(Raw records)
::::::::

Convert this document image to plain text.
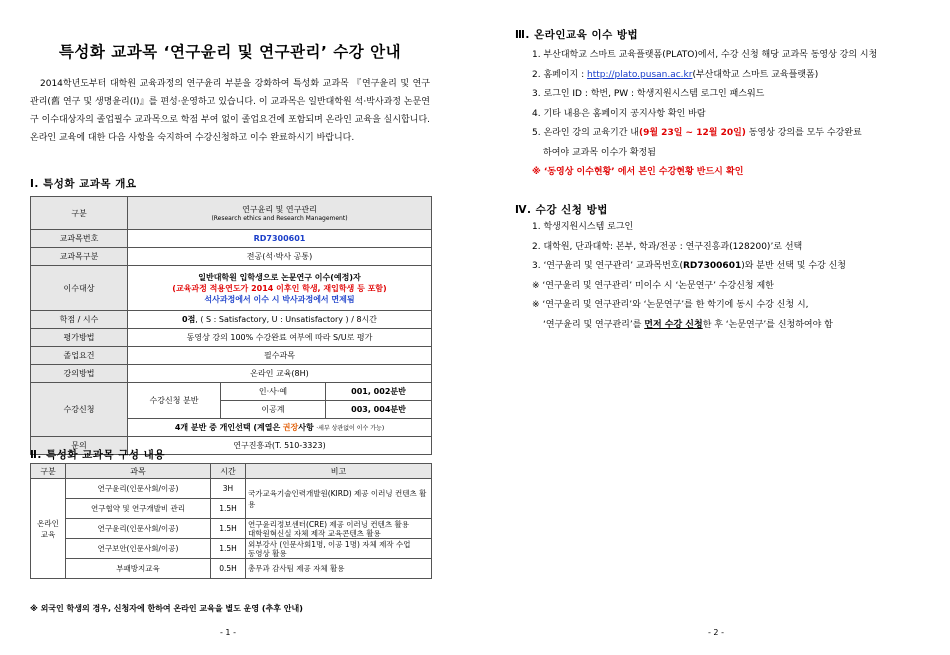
특성화 교과목 ‘연구윤리 및 연구관리’ 수강 안내
2014학년도부터 대학원 교육과정의 연구윤리 부분을 강화하여 특성화 교과목 『연구윤리 및 연구관리(舊 연구 및 생명윤리(Ⅰ)』를 편성·운영하고 있습니다. 이 교과목은 일반대학원 석·박사과정 논문연구 이수대상자의 졸업필수 교과목으로 학점 부여 없이 졸업요건에 포함되며 온라인 교육을 실시합니다. 온라인 교육에 대한 다음 사항을 숙지하여 수강신청하고 이수 완료하시기 바랍니다.
Ⅰ. 특성화 교과목 개요
구분	연구윤리 및 연구관리
(Research ethics and Research Management)		

교과목번호	RD7300601		
교과목구분	전공(석·박사 공통)		
이수대상	일반대학원 입학생으로 논문연구 이수(예정)자
(교육과정 적용연도가 2014 이후인 학생, 재입학생 등 포함)
석사과정에서 이수 시 박사과정에서 면제됨		

학점 / 시수	0점, ( S : Satisfactory, U : Unsatisfactory ) / 8시간		
평가방법	동영상 강의 100% 수강완료 여부에 따라 S/U로 평가		
졸업요건	필수과목		
강의방법	온라인 교육(8H)		
수강신청	수강신청 분반	인·사·예	001, 002분반
		이공계	003, 004분반
	4개 분반 중 개인선택 (계열은 권장사항 ·세부 상관없이 이수 가능)		
문의	연구진흥과(T. 510-3323)		
Ⅱ. 특성화 교과목 구성 내용
구분	과목	시간	비고
온라인
교육	연구윤리(인문사회/이공)	3H	국가교육기술인력개발원(KIRD) 제공 이러닝 컨텐츠 활용
	연구협약 및 연구개발비 관리	1.5H	
	연구윤리(인문사회/이공)	1.5H	연구윤리정보센터(CRE) 제공 이러닝 컨텐츠 활용
대학원혁신실 자체 제작 교육콘텐츠 활용
	연구보안(인문사회/이공)	1.5H	외부강사 (인문사회1명, 이공 1명) 자체 제작 수업
동영상 활용
	부패방지교육	0.5H	총무과 감사팀 제공 자체 활용
※ 외국인 학생의 경우, 신청자에 한하여 온라인 교육을 별도 운영 (추후 안내)
- 1 -
Ⅲ. 온라인교육 이수 방법
1. 부산대학교 스마트 교육플랫폼(PLATO)에서, 수강 신청 해당 교과목 동영상 강의 시청
2. 홈페이지 : http://plato.pusan.ac.kr(부산대학교 스마트 교육플랫폼)
3. 로그인 ID : 학번, PW : 학생지원시스템 로그인 패스워드
4. 기타 내용은 홈페이지 공지사항 확인 바람
5. 온라인 강의 교육기간 내(9월 23일 ~ 12월 20일) 동영상 강의를 모두 수강완료
하여야 교과목 이수가 확정됨
※ ‘동영상 이수현황’ 에서 본인 수강현황 반드시 확인
Ⅳ. 수강 신청 방법
1. 학생지원시스템 로그인
2. 대학원, 단과대학: 본부, 학과/전공 : 연구진흥과(128200)’로 선택
3. ‘연구윤리 및 연구관리’ 교과목번호(RD7300601)와 분반 선택 및 수강 신청
※ ‘연구윤리 및 연구관리’ 미이수 시 ‘논문연구’ 수강신청 제한
※ ‘연구윤리 및 연구관리’와 ‘논문연구’를 한 학기에 동시 수강 신청 시,
‘연구윤리 및 연구관리’를 먼저 수강 신청한 후 ‘논문연구’를 신청하여야 함
- 2 -
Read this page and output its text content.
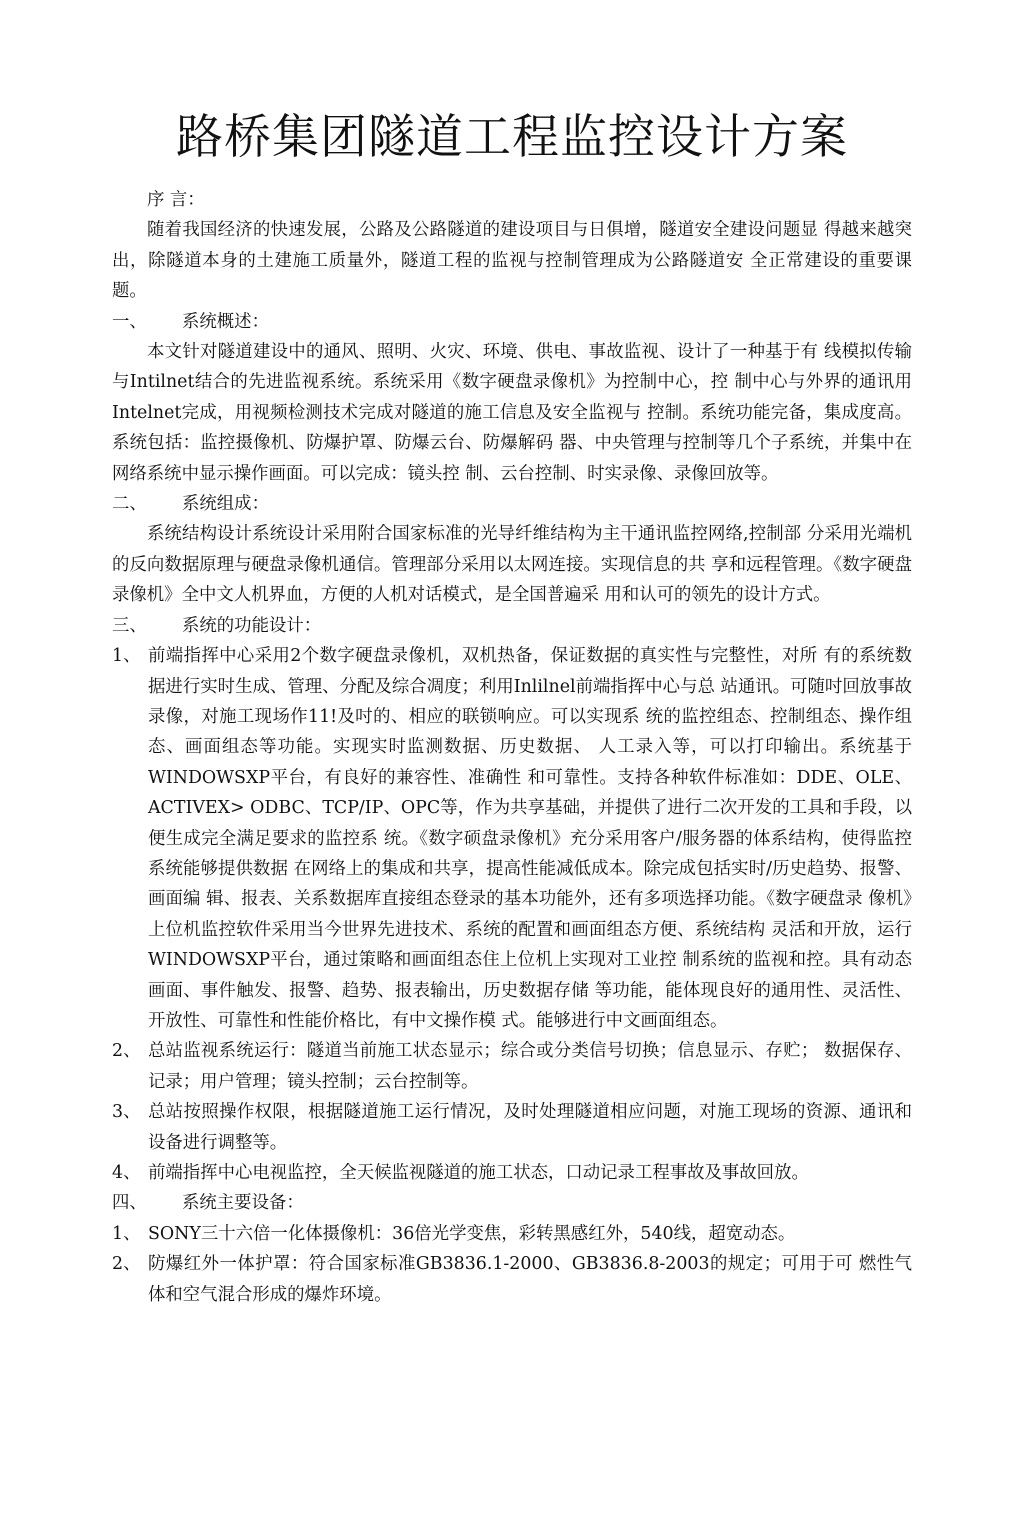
路桥集团隧道工程监控设计方案

序 言：

随着我国经济的快速发展，公路及公路隧道的建设项目与日俱增，隧道安全建设问题显 得越来越突出，除隧道本身的土建施工质量外，隧道工程的监视与控制管理成为公路隧道安 全正常建设的重要课题。

一、	系统概述：

本文针对隧道建设中的通风、照明、火灾、环境、供电、事故监视、设计了一种基于有 线模拟传输与Intilnet结合的先进监视系统。系统采用《数字硬盘录像机》为控制中心，控 制中心与外界的通讯用Intelnet完成，用视频检测技术完成对隧道的施工信息及安全监视与 控制。系统功能完备，集成度高。系统包括：监控摄像机、防爆护罩、防爆云台、防爆解码 器、中央管理与控制等几个子系统，并集中在网络系统中显示操作画面。可以完成：镜头控 制、云台控制、时实录像、录像回放等。

二、	系统组成：

系统结构设计系统设计采用附合国家标准的光导纤维结构为主干通讯监控网络,控制部 分采用光端机的反向数据原理与硬盘录像机通信。管理部分采用以太网连接。实现信息的共 享和远程管理。《数字硬盘录像机》全中文人机界血，方便的人机对话模式，是全国普遍采 用和认可的领先的设计方式。

三、	系统的功能设计：
1、 前端指挥中心采用2个数字硬盘录像机，双机热备，保证数据的真实性与完整性，对所 有的系统数据进行实时生成、管理、分配及综合凋度；利用Inlilnel前端指挥中心与总 站通讯。可随吋回放事故录像，对施工现场作11!及吋的、相应的联锁响应。可以实现系 统的监控组态、控制组态、操作组态、画面组态等功能。实现实时监测数据、历史数据、 人工录入等，可以打印输出。系统基于WINDOWSXP平台，有良好的兼容性、准确性 和可靠性。支持各种软件标准如：DDE、OLE、ACTIVEX> ODBC、TCP/IP、OPC等，作为共享基础，并提供了进行二次开发的工具和手段，以便生成完全满足要求的监控系 统。《数字硕盘录像机》充分采用客户/服务器的体系结构，使得监控系统能够提供数据 在网络上的集成和共享，提高性能减低成本。除完成包括实时/历史趋势、报警、画面编 辑、报表、关系数据库直接组态登录的基本功能外，还有多项选择功能。《数字硬盘录 像机》上位机监控软件采用当今世界先进技术、系统的配置和画面组态方便、系统结构 灵活和开放，运行WINDOWSXP平台，通过策略和画面组态住上位机上实现对工业控 制系统的监视和控。具有动态画面、事件触发、报警、趋势、报表输出，历史数据存储 等功能，能体现良好的通用性、灵活性、开放性、可靠性和性能价格比，有中文操作模 式。能够进行中文画面组态。
2、 总站监视系统运行：隧道当前施工状态显示；综合或分类信号切换；信息显示、存贮； 数据保存、记录；用户管理；镜头控制；云台控制等。
3、 总站按照操作权限，根据隧道施工运行情况，及时处理隧道相应问题，对施工现场的资源、通讯和设备进行调整等。
4、 前端指挥中心电视监控，全天候监视隧道的施工状态，口动记录工程事故及事故回放。
四、	系统主要设备：
1、 SONY三十六倍一化体摄像机：36倍光学变焦，彩转黑感红外，540线，超宽动态。
2、 防爆红外一体护罩：符合国家标准GB3836.1-2000、GB3836.8-2003的规定；可用于可 燃性气体和空气混合形成的爆炸环境。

::::::::

**TASK REQUIREMENTS:**
Copy and report every line where the word "논문연구" is present.

**WRITTEN ANSWER:**
2014학년도부터 대학원 교육과정의 연구윤리 부분을 강화하여 특성화 교과목 『연구윤리 및 연구관리(舊 연구 및 생명윤리(Ⅰ)』를 편성·운영하고 있습니다. 이 교과목은 일반대학원 석·박사과정 논문연구 이수대상자의 졸업필수 교과목으로 학점 부여 없이 졸업요건에 포함되며 온라인 교육을 실시합니다. 온라인 교육에 대한 다음 사항을 숙지하여 수강신청하고 이수 완료하시기 바랍니다.
이수대상	일반대학원 입학생으로 논문연구 이수(예정)자
※ ‘연구윤리 및 연구관리’ 미이수 시 ‘논문연구’ 수강신청 제한
※ ‘연구윤리 및 연구관리’와 ‘논문연구’를 한 학기에 동시 수강 신청 시,
‘연구윤리 및 연구관리’를 먼저 수강 신청한 후 ‘논문연구’를 신청하여야 함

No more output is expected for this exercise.